Omit the pictures, then write out every entry exactly as it reads.

— BEGIN —

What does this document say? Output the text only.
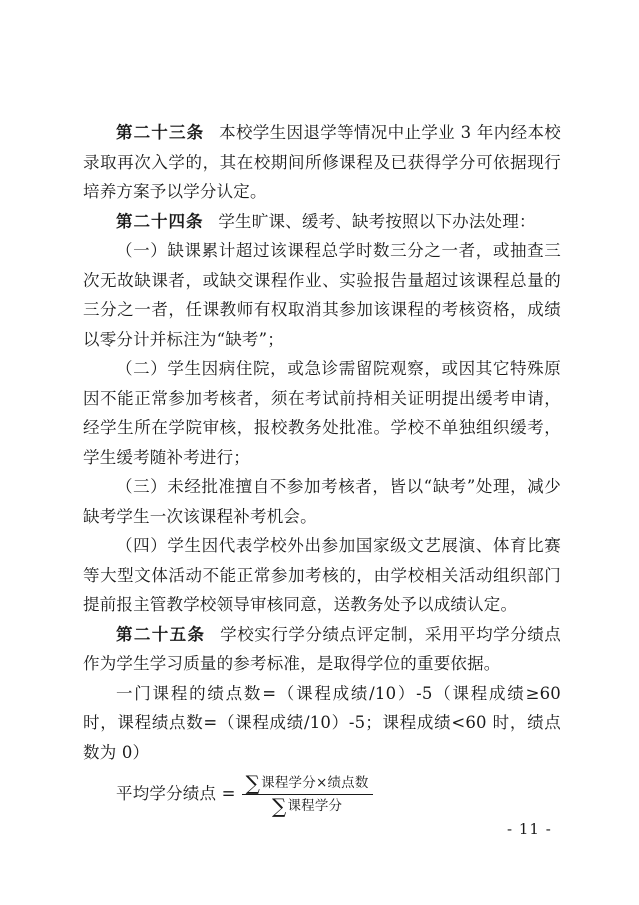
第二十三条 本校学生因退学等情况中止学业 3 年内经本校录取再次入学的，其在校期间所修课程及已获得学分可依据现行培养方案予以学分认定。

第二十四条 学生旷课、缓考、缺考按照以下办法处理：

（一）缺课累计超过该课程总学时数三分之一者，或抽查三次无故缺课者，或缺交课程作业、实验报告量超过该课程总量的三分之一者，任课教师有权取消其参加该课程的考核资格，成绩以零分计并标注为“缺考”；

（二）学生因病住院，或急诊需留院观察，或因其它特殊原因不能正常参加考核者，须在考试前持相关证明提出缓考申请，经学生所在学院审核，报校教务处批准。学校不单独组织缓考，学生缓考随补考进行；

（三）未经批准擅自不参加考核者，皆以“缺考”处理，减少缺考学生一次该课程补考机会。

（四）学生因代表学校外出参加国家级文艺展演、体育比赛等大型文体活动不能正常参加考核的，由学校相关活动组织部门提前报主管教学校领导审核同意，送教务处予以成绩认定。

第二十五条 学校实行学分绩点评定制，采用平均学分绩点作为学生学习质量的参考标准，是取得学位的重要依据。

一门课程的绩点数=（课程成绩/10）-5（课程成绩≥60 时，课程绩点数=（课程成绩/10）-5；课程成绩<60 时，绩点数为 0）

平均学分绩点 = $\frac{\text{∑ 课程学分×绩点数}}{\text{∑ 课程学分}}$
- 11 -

— END —

● **OUTPUT OF THE EXERCISE**:
What does this document say? Output the text only.
第二十三条 本校学生因退学等情况中止学业 3 年内经本校录取再次入学的，其在校期间所修课程及已获得学分可依据现行培养方案予以学分认定。

第二十四条 学生旷课、缓考、缺考按照以下办法处理：

（一）缺课累计超过该课程总学时数三分之一者，或抽查三次无故缺课者，或缺交课程作业、实验报告量超过该课程总量的三分之一者，任课教师有权取消其参加该课程的考核资格，成绩以零分计并标注为“缺考”；

（二）学生因病住院，或急诊需留院观察，或因其它特殊原因不能正常参加考核者，须在考试前持相关证明提出缓考申请，经学生所在学院审核，报校教务处批准。学校不单独组织缓考，学生缓考随补考进行；

（三）未经批准擅自不参加考核者，皆以“缺考”处理，减少缺考学生一次该课程补考机会。

（四）学生因代表学校外出参加国家级文艺展演、体育比赛等大型文体活动不能正常参加考核的，由学校相关活动组织部门提前报主管教学校领导审核同意，送教务处予以成绩认定。

第二十五条 学校实行学分绩点评定制，采用平均学分绩点作为学生学习质量的参考标准，是取得学位的重要依据。

一门课程的绩点数=（课程成绩/10）-5（课程成绩≥60 时，课程绩点数=（课程成绩/10）-5；课程成绩<60 时，绩点数为 0）

平均学分绩点 = $\frac{\text{∑ 课程学分×绩点数}}{\text{∑ 课程学分}}$
- 11 -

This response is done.